| WORK INSTRUCTIONS |
Extract every line that contains the word "лицензиатом".

====== RECORDS PROVIDED

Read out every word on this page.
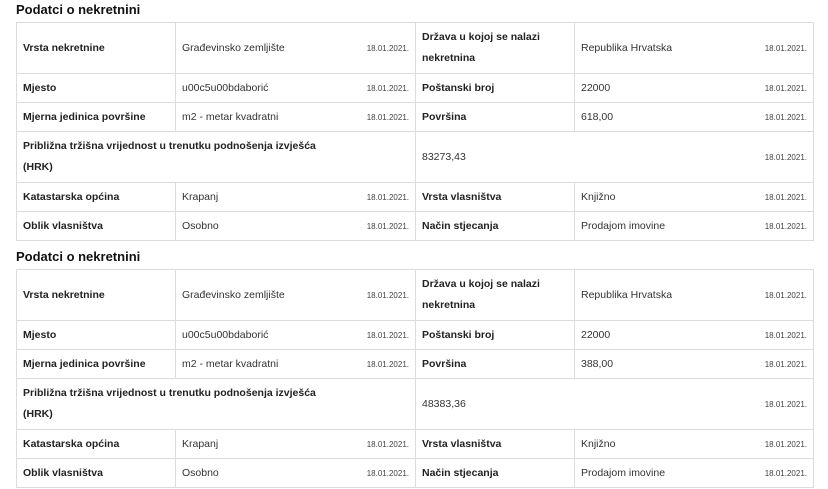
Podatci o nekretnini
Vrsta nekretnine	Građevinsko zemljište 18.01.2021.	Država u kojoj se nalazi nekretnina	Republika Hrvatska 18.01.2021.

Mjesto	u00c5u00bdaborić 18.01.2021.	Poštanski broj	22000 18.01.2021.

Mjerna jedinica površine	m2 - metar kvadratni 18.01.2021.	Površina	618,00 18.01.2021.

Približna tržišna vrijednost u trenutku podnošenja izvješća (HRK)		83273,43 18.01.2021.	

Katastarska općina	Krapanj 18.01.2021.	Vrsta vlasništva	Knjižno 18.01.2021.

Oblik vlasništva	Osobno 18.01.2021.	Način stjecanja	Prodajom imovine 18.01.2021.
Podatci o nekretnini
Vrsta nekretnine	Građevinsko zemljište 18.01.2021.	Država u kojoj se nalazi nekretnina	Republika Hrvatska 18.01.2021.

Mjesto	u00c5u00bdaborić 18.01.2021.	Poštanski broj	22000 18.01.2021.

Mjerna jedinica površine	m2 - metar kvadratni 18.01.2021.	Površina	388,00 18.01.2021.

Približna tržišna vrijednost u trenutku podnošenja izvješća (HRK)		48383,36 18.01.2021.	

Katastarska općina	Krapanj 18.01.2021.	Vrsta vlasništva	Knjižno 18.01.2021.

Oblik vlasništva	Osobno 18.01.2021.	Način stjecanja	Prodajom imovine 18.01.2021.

============
====== RECORDS PROVIDED

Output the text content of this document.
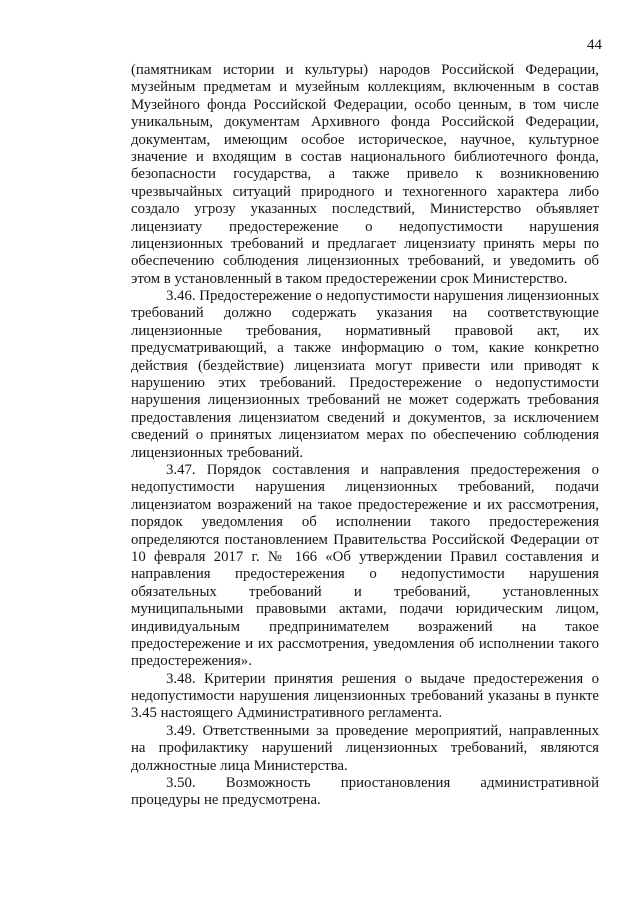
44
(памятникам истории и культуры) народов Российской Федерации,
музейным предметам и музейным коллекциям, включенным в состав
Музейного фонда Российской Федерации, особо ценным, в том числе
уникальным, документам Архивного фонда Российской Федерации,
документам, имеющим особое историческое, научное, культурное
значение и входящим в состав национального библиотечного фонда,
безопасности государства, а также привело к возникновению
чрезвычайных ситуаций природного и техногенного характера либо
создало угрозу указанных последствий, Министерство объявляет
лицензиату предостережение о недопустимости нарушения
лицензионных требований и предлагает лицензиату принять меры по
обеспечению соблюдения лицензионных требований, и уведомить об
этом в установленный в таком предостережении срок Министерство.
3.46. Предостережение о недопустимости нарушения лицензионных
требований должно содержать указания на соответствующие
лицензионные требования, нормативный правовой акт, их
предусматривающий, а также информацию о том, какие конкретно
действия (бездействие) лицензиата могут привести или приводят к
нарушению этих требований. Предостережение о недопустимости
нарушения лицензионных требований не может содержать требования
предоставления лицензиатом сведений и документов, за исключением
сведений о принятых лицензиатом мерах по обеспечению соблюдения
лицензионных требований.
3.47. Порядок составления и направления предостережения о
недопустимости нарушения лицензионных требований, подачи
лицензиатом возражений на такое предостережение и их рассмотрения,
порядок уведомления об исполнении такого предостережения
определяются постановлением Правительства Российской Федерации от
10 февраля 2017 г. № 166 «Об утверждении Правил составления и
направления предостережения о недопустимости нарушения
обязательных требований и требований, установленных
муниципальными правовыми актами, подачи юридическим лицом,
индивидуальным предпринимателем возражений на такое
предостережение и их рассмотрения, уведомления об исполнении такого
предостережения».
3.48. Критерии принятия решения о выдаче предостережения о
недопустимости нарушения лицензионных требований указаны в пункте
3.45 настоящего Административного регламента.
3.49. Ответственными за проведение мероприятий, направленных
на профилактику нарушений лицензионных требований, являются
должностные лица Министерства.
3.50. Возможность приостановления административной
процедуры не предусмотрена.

============

| FINISHED EXERCISE |
предоставления лицензиатом сведений и документов, за исключением
сведений о принятых лицензиатом мерах по обеспечению соблюдения
лицензиатом возражений на такое предостережение и их рассмотрения,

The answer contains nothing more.